(Records from a data collection)
Start

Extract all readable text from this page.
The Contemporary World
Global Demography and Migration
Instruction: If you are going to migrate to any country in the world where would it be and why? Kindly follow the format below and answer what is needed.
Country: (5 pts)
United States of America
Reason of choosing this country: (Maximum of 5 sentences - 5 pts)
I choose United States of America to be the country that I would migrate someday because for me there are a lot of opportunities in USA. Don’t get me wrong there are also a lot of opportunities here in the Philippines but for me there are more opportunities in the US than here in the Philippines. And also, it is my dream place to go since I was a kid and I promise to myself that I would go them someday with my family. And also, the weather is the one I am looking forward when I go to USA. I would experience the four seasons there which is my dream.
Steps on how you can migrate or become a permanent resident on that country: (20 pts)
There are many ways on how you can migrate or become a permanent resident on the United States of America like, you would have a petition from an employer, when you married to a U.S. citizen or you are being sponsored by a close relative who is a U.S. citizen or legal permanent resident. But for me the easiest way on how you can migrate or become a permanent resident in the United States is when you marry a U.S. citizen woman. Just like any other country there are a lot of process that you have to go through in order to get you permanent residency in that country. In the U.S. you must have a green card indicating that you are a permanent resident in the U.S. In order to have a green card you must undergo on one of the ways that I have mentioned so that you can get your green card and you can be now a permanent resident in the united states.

End

» **Work to be completed**: Copy out each record from above, exactly.

» **Full solution**:
Extract all readable text from this page.
The Contemporary World
Global Demography and Migration
Instruction: If you are going to migrate to any country in the world where would it be and why? Kindly follow the format below and answer what is needed.
Country: (5 pts)
United States of America
Reason of choosing this country: (Maximum of 5 sentences - 5 pts)
I choose United States of America to be the country that I would migrate someday because for me there are a lot of opportunities in USA. Don’t get me wrong there are also a lot of opportunities here in the Philippines but for me there are more opportunities in the US than here in the Philippines. And also, it is my dream place to go since I was a kid and I promise to myself that I would go them someday with my family. And also, the weather is the one I am looking forward when I go to USA. I would experience the four seasons there which is my dream.
Steps on how you can migrate or become a permanent resident on that country: (20 pts)
There are many ways on how you can migrate or become a permanent resident on the United States of America like, you would have a petition from an employer, when you married to a U.S. citizen or you are being sponsored by a close relative who is a U.S. citizen or legal permanent resident. But for me the easiest way on how you can migrate or become a permanent resident in the United States is when you marry a U.S. citizen woman. Just like any other country there are a lot of process that you have to go through in order to get you permanent residency in that country. In the U.S. you must have a green card indicating that you are a permanent resident in the U.S. In order to have a green card you must undergo on one of the ways that I have mentioned so that you can get your green card and you can be now a permanent resident in the united states.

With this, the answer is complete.